_WHAT THIS TASK INVOLVES_
Show each line of the data below that has the string "обеспечения" in it.

--- --- ---

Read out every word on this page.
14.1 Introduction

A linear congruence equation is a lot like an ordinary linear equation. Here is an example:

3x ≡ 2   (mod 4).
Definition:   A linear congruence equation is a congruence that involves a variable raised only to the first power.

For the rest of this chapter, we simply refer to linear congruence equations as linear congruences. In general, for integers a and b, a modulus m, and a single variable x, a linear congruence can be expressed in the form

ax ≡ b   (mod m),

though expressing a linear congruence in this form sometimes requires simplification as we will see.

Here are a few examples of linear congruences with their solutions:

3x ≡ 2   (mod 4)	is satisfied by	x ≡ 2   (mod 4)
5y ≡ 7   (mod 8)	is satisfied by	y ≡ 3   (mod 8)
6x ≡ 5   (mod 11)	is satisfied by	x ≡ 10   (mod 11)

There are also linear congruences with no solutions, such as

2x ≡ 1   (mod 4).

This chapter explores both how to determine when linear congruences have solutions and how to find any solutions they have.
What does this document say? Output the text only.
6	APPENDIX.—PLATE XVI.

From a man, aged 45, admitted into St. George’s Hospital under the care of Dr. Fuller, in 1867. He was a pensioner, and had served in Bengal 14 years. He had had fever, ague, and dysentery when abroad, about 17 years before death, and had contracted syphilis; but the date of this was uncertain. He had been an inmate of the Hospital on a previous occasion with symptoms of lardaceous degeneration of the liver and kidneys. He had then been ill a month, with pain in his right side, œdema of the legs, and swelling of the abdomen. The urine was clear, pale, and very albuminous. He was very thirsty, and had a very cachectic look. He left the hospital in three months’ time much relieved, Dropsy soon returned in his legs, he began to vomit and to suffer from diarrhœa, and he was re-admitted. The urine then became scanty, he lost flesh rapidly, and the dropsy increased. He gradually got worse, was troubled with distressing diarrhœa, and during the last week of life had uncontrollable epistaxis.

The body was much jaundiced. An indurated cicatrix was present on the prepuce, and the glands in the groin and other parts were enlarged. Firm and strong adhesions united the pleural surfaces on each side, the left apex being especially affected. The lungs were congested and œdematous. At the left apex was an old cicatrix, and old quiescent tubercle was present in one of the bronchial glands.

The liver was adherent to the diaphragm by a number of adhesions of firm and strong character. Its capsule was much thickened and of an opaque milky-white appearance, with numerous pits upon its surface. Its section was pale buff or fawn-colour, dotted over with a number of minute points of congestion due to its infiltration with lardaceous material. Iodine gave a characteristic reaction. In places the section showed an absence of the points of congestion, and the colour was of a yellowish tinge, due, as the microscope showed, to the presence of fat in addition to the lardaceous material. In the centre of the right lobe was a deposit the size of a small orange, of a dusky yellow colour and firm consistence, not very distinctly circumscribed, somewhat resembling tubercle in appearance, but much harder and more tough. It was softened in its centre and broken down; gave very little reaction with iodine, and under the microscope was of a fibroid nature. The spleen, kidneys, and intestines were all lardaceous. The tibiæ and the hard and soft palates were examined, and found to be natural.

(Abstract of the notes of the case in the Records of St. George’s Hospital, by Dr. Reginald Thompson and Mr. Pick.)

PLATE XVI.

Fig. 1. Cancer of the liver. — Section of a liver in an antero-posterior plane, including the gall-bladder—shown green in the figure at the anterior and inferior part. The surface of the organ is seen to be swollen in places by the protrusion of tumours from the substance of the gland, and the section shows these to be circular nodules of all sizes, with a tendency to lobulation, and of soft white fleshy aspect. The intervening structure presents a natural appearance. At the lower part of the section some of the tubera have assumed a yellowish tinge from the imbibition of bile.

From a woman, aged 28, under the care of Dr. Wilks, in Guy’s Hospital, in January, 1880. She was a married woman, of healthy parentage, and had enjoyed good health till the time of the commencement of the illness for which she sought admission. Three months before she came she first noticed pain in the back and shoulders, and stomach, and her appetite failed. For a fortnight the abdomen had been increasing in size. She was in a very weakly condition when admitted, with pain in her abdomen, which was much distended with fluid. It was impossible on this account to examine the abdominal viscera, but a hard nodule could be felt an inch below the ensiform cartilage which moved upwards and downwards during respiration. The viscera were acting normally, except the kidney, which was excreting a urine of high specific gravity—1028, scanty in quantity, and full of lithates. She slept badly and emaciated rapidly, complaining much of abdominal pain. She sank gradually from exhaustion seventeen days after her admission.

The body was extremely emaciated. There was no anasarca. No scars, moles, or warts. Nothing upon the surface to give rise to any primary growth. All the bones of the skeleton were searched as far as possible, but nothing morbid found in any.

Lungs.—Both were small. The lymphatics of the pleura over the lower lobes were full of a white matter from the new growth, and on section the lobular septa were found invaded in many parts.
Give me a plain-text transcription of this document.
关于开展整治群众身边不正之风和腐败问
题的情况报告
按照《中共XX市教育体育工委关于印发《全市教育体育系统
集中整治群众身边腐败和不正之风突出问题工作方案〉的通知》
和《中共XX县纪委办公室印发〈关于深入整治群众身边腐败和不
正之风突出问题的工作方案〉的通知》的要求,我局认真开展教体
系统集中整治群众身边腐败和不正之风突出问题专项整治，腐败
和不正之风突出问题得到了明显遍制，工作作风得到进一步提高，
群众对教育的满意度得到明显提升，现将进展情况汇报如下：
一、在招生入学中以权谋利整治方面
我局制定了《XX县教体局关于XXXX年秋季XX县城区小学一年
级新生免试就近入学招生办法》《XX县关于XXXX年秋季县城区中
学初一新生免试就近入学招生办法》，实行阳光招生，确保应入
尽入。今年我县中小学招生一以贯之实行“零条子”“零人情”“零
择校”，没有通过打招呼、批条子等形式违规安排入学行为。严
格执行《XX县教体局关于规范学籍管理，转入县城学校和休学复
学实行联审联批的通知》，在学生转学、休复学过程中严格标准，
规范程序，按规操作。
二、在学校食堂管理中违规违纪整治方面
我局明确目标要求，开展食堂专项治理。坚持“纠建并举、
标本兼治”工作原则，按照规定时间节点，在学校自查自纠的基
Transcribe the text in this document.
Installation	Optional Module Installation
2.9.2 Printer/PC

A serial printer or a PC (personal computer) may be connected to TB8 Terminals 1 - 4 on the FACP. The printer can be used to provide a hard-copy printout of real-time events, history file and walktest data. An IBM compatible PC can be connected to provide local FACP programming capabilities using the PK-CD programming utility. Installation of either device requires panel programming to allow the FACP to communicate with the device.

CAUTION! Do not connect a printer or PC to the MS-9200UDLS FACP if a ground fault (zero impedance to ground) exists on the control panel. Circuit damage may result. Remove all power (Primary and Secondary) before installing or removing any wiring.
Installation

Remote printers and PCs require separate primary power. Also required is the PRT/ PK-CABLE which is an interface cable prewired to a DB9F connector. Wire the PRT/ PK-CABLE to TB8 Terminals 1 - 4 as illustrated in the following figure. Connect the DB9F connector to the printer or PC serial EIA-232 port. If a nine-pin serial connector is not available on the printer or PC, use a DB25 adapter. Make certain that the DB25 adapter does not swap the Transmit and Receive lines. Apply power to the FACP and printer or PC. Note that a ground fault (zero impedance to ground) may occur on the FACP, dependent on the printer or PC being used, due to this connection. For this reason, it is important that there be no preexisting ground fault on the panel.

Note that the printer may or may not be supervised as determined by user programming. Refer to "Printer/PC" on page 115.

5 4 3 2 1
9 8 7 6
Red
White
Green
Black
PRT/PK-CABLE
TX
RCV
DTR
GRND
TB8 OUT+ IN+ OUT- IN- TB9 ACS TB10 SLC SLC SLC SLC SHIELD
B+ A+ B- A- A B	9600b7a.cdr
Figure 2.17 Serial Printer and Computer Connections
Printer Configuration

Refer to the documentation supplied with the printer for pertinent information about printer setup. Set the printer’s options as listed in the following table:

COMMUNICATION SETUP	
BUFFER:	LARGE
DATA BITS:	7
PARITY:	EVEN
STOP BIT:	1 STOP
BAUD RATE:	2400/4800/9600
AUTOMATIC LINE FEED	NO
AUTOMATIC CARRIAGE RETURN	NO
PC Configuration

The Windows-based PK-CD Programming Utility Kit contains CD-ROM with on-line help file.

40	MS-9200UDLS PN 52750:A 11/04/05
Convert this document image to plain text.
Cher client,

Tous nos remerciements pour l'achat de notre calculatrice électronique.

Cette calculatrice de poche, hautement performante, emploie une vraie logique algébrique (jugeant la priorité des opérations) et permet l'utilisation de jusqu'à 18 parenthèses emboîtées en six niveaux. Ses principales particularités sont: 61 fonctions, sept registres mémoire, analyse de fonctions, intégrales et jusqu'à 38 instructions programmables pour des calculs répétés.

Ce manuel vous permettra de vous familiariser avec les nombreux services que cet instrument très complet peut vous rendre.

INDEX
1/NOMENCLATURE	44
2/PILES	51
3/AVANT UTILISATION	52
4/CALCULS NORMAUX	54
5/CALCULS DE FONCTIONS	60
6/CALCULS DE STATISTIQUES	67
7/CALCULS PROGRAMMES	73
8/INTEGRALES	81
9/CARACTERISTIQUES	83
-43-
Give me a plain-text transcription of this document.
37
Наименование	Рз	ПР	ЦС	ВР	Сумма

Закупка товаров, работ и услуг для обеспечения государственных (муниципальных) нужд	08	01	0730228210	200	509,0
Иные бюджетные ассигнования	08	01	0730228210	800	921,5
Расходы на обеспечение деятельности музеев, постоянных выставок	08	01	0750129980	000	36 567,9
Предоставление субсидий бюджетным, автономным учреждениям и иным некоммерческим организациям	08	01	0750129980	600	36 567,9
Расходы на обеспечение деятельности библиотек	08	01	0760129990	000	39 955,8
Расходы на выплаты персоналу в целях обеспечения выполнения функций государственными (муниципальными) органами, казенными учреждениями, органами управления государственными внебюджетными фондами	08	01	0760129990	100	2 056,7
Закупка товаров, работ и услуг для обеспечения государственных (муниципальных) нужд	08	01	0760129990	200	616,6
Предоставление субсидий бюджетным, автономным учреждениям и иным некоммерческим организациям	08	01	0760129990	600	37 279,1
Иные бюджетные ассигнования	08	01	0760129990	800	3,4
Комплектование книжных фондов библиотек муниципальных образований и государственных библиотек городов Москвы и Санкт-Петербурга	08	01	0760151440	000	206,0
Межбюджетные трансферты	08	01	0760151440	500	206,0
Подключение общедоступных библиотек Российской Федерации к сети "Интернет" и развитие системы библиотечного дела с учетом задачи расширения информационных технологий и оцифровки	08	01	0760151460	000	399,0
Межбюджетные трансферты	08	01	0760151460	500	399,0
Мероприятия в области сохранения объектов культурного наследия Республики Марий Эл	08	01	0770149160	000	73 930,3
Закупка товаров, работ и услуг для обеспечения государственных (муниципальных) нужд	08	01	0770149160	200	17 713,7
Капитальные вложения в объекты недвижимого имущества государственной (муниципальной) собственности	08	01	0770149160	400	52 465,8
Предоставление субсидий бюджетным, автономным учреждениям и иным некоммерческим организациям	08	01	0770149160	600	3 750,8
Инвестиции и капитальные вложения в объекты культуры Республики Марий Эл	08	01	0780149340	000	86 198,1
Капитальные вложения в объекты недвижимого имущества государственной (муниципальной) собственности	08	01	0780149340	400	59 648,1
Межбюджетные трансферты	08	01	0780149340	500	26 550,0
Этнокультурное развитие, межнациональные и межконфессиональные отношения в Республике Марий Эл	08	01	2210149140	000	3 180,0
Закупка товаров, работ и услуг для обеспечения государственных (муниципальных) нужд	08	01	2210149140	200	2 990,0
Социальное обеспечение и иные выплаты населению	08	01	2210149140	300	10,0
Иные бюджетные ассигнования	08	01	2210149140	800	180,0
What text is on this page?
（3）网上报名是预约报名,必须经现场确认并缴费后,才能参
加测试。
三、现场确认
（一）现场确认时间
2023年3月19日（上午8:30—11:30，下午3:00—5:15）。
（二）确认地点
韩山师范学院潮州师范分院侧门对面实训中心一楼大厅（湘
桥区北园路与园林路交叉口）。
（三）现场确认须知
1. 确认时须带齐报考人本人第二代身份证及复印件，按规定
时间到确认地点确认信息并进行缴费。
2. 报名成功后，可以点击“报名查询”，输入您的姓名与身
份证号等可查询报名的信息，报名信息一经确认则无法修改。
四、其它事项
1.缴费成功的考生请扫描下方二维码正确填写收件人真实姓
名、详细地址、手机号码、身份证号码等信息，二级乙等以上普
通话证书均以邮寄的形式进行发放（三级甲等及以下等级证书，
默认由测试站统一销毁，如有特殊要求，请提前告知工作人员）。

--- --- ---

_TASK SOLUTION_
Закупка товаров, работ и услуг для обеспечения государственных (муниципальных) нужд	08	01	0730228210	200	509,0
Расходы на выплаты персоналу в целях обеспечения выполнения функций государственными (муниципальными) органами, казенными учреждениями, органами управления государственными внебюджетными фондами	08	01	0760129990	100	2 056,7
Закупка товаров, работ и услуг для обеспечения государственных (муниципальных) нужд	08	01	0760129990	200	616,6
Закупка товаров, работ и услуг для обеспечения государственных (муниципальных) нужд	08	01	0770149160	200	17 713,7
Закупка товаров, работ и услуг для обеспечения государственных (муниципальных) нужд	08	01	2210149140	200	2 990,0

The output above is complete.